### TO BE DONE
Would it be possible to write out each entry below exactly, without the pictures?

▬▬▬▬▬▬▬▬▬▬

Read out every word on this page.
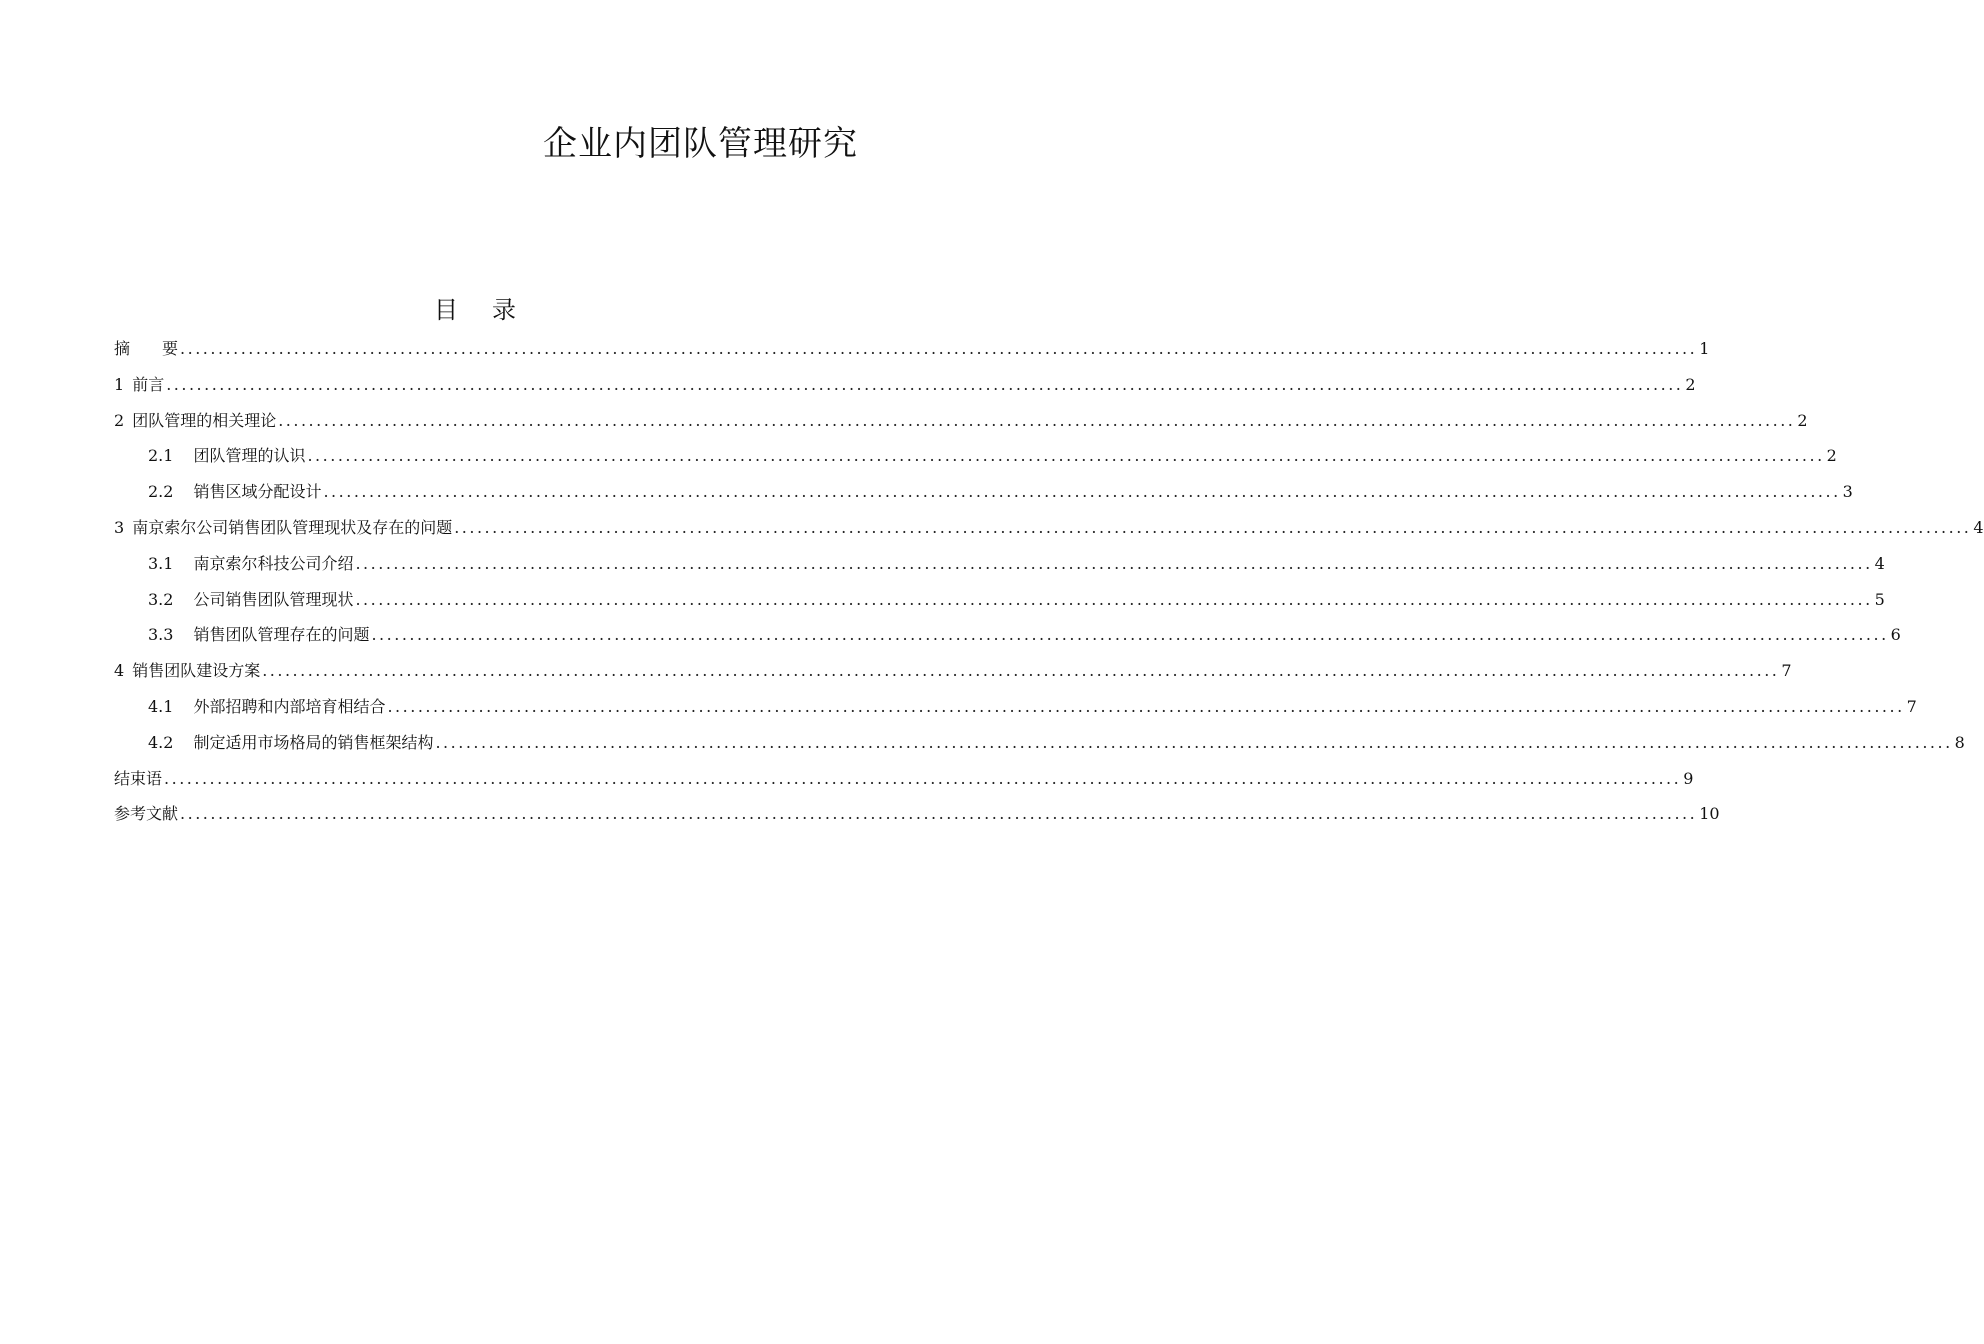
企业内团队管理研究
目 录
摘　　要 ........................................................................................................................................................................................................ 1
1 前言 ........................................................................................................................................................................................................ 2
2 团队管理的相关理论 ........................................................................................................................................................................................................ 2
2.1 团队管理的认识 ........................................................................................................................................................................................................ 2
2.2 销售区域分配设计 ........................................................................................................................................................................................................ 3
3 南京索尔公司销售团队管理现状及存在的问题 ........................................................................................................................................................................................................ 4
3.1 南京索尔科技公司介绍 ........................................................................................................................................................................................................ 4
3.2 公司销售团队管理现状 ........................................................................................................................................................................................................ 5
3.3 销售团队管理存在的问题 ........................................................................................................................................................................................................ 6
4 销售团队建设方案 ........................................................................................................................................................................................................ 7
4.1 外部招聘和内部培育相结合 ........................................................................................................................................................................................................ 7
4.2 制定适用市场格局的销售框架结构 ........................................................................................................................................................................................................ 8
结束语 ........................................................................................................................................................................................................ 9
参考文献 ........................................................................................................................................................................................................ 10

▬▬▬▬▬▬▬▬▬▬

### THE OUTPUT
Read out every word on this page.
企业内团队管理研究
目 录
摘　　要 ........................................................................................................................................................................................................ 1
1 前言 ........................................................................................................................................................................................................ 2
2 团队管理的相关理论 ........................................................................................................................................................................................................ 2
2.1 团队管理的认识 ........................................................................................................................................................................................................ 2
2.2 销售区域分配设计 ........................................................................................................................................................................................................ 3
3 南京索尔公司销售团队管理现状及存在的问题 ........................................................................................................................................................................................................ 4
3.1 南京索尔科技公司介绍 ........................................................................................................................................................................................................ 4
3.2 公司销售团队管理现状 ........................................................................................................................................................................................................ 5
3.3 销售团队管理存在的问题 ........................................................................................................................................................................................................ 6
4 销售团队建设方案 ........................................................................................................................................................................................................ 7
4.1 外部招聘和内部培育相结合 ........................................................................................................................................................................................................ 7
4.2 制定适用市场格局的销售框架结构 ........................................................................................................................................................................................................ 8
结束语 ........................................................................................................................................................................................................ 9
参考文献 ........................................................................................................................................................................................................ 10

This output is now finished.